▶ [Record list]
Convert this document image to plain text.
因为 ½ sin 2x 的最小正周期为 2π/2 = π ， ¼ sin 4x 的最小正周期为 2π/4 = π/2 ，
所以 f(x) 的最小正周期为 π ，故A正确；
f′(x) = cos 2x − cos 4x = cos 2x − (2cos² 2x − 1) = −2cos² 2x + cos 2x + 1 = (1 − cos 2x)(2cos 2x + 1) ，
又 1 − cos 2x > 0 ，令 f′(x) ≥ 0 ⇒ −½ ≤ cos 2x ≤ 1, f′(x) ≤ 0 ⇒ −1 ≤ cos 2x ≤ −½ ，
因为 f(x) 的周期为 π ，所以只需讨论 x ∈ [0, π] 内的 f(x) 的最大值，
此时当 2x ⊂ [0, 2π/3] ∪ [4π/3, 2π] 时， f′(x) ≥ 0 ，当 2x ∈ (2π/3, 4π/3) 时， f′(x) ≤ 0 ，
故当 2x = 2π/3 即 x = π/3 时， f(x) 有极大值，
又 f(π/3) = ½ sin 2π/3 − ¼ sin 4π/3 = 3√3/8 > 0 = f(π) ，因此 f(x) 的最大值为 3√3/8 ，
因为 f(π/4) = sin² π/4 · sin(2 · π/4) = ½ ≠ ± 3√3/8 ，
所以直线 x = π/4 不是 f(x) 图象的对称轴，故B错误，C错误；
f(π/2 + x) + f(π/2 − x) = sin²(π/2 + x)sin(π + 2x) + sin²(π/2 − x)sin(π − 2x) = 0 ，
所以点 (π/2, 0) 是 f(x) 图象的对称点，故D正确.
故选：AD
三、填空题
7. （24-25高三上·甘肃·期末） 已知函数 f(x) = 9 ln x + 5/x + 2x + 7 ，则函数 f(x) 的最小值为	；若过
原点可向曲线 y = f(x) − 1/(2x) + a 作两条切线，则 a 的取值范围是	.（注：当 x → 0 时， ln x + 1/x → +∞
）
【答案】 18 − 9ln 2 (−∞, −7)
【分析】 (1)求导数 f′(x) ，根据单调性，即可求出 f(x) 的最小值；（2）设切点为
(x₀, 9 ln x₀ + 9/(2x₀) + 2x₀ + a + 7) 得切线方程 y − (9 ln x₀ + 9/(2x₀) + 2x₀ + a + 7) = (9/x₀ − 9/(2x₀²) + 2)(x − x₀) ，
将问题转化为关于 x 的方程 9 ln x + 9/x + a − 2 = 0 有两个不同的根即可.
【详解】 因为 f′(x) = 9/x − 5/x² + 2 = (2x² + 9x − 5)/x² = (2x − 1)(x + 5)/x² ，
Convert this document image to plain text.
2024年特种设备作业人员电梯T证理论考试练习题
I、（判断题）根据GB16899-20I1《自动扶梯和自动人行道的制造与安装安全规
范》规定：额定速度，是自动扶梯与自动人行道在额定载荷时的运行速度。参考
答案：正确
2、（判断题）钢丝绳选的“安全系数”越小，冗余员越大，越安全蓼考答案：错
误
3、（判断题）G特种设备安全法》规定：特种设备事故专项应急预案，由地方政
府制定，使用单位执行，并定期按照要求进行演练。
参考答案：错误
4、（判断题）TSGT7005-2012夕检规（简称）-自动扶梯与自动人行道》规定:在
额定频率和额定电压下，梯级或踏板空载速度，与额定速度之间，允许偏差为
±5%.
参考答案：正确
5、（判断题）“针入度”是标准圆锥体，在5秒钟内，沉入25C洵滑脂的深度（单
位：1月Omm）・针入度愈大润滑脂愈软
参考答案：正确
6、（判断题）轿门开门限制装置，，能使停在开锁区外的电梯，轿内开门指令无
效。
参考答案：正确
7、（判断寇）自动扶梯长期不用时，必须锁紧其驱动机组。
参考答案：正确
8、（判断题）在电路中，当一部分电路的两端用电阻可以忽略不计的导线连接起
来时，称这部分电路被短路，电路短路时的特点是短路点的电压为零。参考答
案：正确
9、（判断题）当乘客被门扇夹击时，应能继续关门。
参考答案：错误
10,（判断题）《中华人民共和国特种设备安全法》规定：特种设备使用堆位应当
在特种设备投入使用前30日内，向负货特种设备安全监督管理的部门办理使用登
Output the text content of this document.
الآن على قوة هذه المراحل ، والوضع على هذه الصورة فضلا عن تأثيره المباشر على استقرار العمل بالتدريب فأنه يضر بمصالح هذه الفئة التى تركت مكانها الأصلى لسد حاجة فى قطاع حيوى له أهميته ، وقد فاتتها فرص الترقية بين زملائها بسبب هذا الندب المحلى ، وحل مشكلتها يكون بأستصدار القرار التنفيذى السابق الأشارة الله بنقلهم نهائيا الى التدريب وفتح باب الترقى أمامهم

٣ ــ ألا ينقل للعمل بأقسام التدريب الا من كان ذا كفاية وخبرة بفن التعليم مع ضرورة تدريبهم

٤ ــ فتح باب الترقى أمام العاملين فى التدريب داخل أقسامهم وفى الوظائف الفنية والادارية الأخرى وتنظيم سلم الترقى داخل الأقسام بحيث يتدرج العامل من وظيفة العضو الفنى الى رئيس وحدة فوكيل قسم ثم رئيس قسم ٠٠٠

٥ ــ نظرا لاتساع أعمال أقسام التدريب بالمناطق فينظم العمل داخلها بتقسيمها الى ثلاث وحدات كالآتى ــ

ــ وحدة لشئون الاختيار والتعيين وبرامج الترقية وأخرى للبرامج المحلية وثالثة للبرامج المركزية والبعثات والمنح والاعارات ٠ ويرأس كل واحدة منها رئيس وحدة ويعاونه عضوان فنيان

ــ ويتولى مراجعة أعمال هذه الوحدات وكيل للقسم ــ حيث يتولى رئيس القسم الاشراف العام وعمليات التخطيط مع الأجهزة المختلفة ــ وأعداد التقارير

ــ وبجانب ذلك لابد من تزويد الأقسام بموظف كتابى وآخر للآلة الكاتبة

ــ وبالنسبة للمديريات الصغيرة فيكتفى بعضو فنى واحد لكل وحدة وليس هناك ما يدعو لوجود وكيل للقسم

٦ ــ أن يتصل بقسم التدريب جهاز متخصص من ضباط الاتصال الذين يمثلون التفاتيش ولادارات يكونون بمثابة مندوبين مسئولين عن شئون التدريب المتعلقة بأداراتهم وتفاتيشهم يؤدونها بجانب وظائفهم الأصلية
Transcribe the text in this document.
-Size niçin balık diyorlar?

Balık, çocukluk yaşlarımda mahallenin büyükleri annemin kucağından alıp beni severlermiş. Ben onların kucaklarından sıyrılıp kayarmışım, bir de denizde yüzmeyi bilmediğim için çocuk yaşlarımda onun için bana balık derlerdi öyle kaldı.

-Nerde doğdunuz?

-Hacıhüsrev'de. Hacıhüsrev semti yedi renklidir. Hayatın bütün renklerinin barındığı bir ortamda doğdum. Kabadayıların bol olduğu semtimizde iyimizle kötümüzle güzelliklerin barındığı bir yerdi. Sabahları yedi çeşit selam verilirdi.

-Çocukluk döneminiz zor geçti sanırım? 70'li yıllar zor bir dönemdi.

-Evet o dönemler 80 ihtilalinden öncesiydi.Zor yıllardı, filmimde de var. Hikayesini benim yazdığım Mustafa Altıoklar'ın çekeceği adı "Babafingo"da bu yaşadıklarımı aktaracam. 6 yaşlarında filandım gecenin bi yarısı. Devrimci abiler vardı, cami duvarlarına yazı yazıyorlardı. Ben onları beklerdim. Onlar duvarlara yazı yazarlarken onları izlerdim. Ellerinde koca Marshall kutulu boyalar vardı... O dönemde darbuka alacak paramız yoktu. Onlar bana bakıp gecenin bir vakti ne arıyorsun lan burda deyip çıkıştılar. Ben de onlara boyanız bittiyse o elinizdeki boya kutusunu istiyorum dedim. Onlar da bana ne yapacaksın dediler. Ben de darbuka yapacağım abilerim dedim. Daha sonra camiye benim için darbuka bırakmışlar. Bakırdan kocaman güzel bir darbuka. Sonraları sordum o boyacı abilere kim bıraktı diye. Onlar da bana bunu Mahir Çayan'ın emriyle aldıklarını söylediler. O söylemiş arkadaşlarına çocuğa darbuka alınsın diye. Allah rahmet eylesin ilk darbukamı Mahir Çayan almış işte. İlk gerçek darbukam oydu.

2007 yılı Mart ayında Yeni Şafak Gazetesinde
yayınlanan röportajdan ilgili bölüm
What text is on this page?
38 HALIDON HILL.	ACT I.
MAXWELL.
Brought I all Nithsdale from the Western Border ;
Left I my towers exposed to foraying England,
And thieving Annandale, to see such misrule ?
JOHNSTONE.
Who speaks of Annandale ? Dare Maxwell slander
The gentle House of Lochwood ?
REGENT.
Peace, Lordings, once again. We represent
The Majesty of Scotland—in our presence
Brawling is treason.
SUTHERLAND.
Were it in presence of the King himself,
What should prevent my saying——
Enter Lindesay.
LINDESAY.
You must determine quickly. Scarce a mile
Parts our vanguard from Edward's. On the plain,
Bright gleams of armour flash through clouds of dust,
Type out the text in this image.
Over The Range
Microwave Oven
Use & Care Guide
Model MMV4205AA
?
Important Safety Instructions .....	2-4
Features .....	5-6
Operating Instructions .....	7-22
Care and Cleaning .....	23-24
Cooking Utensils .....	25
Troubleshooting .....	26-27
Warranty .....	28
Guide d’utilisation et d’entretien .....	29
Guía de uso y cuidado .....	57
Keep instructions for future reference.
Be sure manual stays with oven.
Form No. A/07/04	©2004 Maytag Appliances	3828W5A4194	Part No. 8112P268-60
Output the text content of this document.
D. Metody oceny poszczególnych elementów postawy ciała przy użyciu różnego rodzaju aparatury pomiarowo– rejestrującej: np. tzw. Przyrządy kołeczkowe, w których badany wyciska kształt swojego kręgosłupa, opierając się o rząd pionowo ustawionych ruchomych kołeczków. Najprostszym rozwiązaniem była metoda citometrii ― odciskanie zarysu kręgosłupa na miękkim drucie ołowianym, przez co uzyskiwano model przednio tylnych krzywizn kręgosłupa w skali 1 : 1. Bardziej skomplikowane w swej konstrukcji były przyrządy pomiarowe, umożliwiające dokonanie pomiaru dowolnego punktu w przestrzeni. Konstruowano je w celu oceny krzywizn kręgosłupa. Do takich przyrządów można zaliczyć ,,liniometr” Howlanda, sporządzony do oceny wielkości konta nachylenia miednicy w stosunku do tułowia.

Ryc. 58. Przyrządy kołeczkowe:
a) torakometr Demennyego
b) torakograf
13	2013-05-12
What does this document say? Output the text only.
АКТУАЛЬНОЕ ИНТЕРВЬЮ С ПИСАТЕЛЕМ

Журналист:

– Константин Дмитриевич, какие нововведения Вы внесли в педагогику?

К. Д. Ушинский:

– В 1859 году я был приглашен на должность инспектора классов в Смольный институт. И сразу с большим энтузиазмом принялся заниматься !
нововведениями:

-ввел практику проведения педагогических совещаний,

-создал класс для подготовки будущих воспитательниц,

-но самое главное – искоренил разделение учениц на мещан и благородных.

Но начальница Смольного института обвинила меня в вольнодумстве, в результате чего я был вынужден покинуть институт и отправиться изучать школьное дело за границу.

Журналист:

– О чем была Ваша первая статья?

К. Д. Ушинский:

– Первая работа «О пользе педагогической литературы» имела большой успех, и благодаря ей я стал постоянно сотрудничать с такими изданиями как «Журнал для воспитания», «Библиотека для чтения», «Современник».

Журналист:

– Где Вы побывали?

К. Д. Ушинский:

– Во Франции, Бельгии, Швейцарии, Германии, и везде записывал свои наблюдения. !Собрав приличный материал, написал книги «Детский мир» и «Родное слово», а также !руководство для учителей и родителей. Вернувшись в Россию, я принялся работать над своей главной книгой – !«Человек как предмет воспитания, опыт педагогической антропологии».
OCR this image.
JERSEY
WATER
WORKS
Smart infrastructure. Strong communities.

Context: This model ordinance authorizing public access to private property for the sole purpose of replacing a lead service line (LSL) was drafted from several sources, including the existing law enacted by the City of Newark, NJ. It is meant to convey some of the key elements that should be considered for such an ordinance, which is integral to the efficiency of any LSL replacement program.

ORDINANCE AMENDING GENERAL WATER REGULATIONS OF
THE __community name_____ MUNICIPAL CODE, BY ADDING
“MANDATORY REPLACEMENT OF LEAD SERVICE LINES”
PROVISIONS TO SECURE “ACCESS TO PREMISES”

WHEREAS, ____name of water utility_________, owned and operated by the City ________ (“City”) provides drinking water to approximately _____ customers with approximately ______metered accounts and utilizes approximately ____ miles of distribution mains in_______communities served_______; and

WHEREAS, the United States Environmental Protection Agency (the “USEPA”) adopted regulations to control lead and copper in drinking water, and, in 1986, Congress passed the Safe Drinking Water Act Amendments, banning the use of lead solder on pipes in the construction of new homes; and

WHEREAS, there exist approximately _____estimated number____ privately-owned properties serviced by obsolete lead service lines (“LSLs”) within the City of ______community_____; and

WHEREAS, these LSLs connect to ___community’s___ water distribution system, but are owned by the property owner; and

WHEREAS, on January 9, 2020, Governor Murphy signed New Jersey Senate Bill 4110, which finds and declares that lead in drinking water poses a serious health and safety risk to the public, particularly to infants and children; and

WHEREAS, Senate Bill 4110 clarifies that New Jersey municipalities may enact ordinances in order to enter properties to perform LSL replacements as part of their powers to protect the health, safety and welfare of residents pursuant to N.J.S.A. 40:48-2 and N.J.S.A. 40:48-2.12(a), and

▶ [The task] Copy each line in the data that holds the word "Care".

▶ [Written reply]
Use & Care Guide
Care and Cleaning .....	23-24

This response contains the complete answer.